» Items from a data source

===

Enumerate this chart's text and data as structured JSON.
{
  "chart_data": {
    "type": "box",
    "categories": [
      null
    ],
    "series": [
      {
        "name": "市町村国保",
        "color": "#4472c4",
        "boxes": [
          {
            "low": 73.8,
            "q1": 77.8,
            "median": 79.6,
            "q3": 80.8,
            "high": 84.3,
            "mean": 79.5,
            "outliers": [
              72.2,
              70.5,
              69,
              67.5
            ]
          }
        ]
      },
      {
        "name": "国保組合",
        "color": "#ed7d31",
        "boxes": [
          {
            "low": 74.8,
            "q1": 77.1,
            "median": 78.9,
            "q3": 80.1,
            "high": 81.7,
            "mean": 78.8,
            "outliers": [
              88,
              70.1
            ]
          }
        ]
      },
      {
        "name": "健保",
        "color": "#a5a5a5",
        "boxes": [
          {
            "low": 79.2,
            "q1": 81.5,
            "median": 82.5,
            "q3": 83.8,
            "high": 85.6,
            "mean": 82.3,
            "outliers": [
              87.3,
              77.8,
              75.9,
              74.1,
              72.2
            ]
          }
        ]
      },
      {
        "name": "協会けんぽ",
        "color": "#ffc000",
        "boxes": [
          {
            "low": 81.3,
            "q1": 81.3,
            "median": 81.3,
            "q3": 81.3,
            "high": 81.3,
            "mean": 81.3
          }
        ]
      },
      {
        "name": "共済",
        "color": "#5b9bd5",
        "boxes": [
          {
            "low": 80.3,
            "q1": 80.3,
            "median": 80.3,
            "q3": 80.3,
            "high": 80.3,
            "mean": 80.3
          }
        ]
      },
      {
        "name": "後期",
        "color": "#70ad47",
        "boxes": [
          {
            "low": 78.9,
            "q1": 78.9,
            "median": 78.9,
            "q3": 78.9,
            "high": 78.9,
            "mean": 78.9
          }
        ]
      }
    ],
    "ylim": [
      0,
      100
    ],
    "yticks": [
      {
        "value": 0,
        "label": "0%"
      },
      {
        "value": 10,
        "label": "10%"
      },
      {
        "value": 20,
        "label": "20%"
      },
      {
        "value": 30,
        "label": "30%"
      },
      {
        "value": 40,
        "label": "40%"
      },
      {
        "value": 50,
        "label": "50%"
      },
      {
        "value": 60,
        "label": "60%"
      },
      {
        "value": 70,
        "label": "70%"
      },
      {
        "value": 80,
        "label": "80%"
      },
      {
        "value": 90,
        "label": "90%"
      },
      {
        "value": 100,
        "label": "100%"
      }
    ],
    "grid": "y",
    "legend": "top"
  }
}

===

» SHORT PROBLEM
Count every line above that holds the string "name" and give the total, nothing more.

» RESULT FOR THIS TASK
6